[START]

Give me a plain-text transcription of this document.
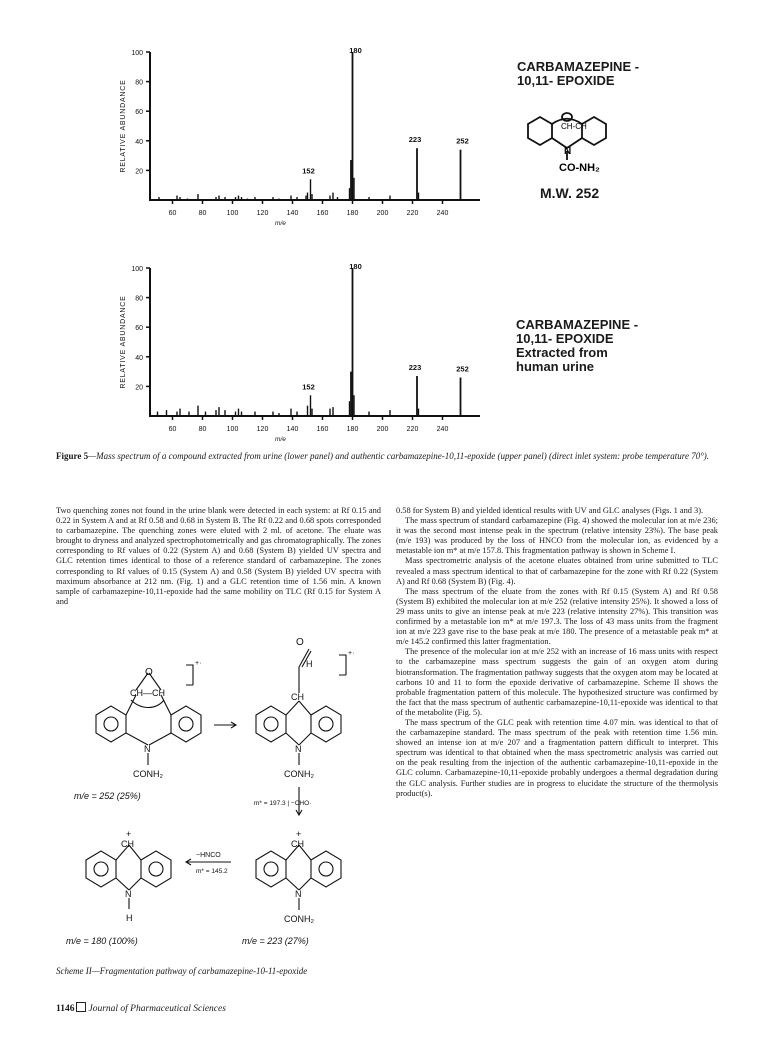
20
40
60
80
100
60	80	100	120	140	160	180	200	220	240
m/e
RELATIVE ABUNDANCE	152
180
223	252
20
40
60
80
100
60	80	100	120	140	160	180	200	220	240
m/e
RELATIVE ABUNDANCE	152
180
223	252
CARBAMAZEPINE -
10,11- EPOXIDE
CH-CH
N
CO-NH₂
M.W. 252
CARBAMAZEPINE -
10,11- EPOXIDE
Extracted from
human urine
Figure 5—Mass spectrum of a compound extracted from urine (lower panel) and authentic carbamazepine-10,11-epoxide (upper panel) (direct inlet system: probe temperature 70°).

Two quenching zones not found in the urine blank were detected in each system: at Rf 0.15 and 0.22 in System A and at Rf 0.58 and 0.68 in System B. The Rf 0.22 and 0.68 spots corresponded to carbamazepine. The quenching zones were eluted with 2 ml. of acetone. The eluate was brought to dryness and analyzed spectrophotometrically and gas chromatographically. The zones corresponding to Rf values of 0.22 (System A) and 0.68 (System B) yielded UV spectra and GLC retention times identical to those of a reference standard of carbamazepine. The zones corresponding to Rf values of 0.15 (System A) and 0.58 (System B) yielded UV spectra with maximum absorbance at 212 nm. (Fig. 1) and a GLC retention time of 1.56 min. A known sample of carbamazepine-10,11-epoxide had the same mobility on TLC (Rf 0.15 for System A and

O
CH—CH
N
CONH₂
+·
m/e = 252 (25%)
O
H
CH
N
CONH₂
+·
m* = 197.3 | −CHO·
+
CH
N
CONH₂
m/e = 223 (27%)
−HNCO
m* = 145.2
+
CH
N
H
m/e = 180 (100%)
Scheme II—Fragmentation pathway of carbamazepine-10-11-epoxide

0.58 for System B) and yielded identical results with UV and GLC analyses (Figs. 1 and 3).

The mass spectrum of standard carbamazepine (Fig. 4) showed the molecular ion at m/e 236; it was the second most intense peak in the spectrum (relative intensity 23%). The base peak (m/e 193) was produced by the loss of HNCO from the molecular ion, as evidenced by a metastable ion m* at m/e 157.8. This fragmentation pathway is shown in Scheme I.

Mass spectrometric analysis of the acetone eluates obtained from urine submitted to TLC revealed a mass spectrum identical to that of carbamazepine for the zone with Rf 0.22 (System A) and Rf 0.68 (System B) (Fig. 4).

The mass spectrum of the eluate from the zones with Rf 0.15 (System A) and Rf 0.58 (System B) exhibited the molecular ion at m/e 252 (relative intensity 25%). It showed a loss of 29 mass units to give an intense peak at m/e 223 (relative intensity 27%). This transition was confirmed by a metastable ion m* at m/e 197.3. The loss of 43 mass units from the fragment ion at m/e 223 gave rise to the base peak at m/e 180. The presence of a metastable peak m* at m/e 145.2 confirmed this latter fragmentation.

The presence of the molecular ion at m/e 252 with an increase of 16 mass units with respect to the carbamazepine mass spectrum suggests the gain of an oxygen atom during biotransformation. The fragmentation pathway suggests that the oxygen atom may be located at carbons 10 and 11 to form the epoxide derivative of carbamazepine. Scheme II shows the probable fragmentation pattern of this molecule. The hypothesized structure was confirmed by the fact that the mass spectrum of authentic carbamazepine-10,11-epoxide was identical to that of the metabolite (Fig. 5).

The mass spectrum of the GLC peak with retention time 4.07 min. was identical to that of the carbamazepine standard. The mass spectrum of the peak with retention time 1.56 min. showed an intense ion at m/e 207 and a fragmentation pattern difficult to interpret. This spectrum was identical to that obtained when the mass spectrometric analysis was carried out on the peak resulting from the injection of the authentic carbamazepine-10,11-epoxide in the GLC column. Carbamazepine-10,11-epoxide probably undergoes a thermal degradation during the GLC analysis. Further studies are in progress to elucidate the structure of the thermolysis product(s).

1146 Journal of Pharmaceutical Sciences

[END]

-- THE TASK --
Within the listing above, copy each line that has the string "HNCO".

-- EXERCISE RESULT --
−HNCO
The mass spectrum of standard carbamazepine (Fig. 4) showed the molecular ion at m/e 236; it was the second most intense peak in the spectrum (relative intensity 23%). The base peak (m/e 193) was produced by the loss of HNCO from the molecular ion, as evidenced by a metastable ion m* at m/e 157.8. This fragmentation pathway is shown in Scheme I.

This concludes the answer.